Required work: Output every entry exactly as given.

Records shown:

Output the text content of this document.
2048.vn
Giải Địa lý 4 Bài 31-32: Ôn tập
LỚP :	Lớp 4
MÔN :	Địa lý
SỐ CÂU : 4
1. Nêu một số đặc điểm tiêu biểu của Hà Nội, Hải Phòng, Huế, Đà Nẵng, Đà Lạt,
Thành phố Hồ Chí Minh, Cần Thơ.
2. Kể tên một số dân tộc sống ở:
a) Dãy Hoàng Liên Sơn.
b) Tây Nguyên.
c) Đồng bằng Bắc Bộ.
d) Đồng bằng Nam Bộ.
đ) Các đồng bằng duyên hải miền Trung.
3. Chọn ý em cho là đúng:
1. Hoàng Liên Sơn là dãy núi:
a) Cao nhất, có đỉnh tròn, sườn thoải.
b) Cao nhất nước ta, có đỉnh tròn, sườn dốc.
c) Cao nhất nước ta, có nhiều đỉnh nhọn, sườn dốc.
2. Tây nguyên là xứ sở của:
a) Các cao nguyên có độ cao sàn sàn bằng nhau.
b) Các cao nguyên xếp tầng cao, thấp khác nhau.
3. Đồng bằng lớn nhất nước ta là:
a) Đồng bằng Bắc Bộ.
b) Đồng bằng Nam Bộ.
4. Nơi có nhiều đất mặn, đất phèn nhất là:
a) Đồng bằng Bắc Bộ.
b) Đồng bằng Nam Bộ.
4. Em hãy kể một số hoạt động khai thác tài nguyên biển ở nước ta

Final result:
Output the text content of this document.
2048.vn
Giải Địa lý 4 Bài 31-32: Ôn tập
LỚP :	Lớp 4
MÔN :	Địa lý
SỐ CÂU : 4
1. Nêu một số đặc điểm tiêu biểu của Hà Nội, Hải Phòng, Huế, Đà Nẵng, Đà Lạt,
Thành phố Hồ Chí Minh, Cần Thơ.
2. Kể tên một số dân tộc sống ở:
a) Dãy Hoàng Liên Sơn.
b) Tây Nguyên.
c) Đồng bằng Bắc Bộ.
d) Đồng bằng Nam Bộ.
đ) Các đồng bằng duyên hải miền Trung.
3. Chọn ý em cho là đúng:
1. Hoàng Liên Sơn là dãy núi:
a) Cao nhất, có đỉnh tròn, sườn thoải.
b) Cao nhất nước ta, có đỉnh tròn, sườn dốc.
c) Cao nhất nước ta, có nhiều đỉnh nhọn, sườn dốc.
2. Tây nguyên là xứ sở của:
a) Các cao nguyên có độ cao sàn sàn bằng nhau.
b) Các cao nguyên xếp tầng cao, thấp khác nhau.
3. Đồng bằng lớn nhất nước ta là:
a) Đồng bằng Bắc Bộ.
b) Đồng bằng Nam Bộ.
4. Nơi có nhiều đất mặn, đất phèn nhất là:
a) Đồng bằng Bắc Bộ.
b) Đồng bằng Nam Bộ.
4. Em hãy kể một số hoạt động khai thác tài nguyên biển ở nước ta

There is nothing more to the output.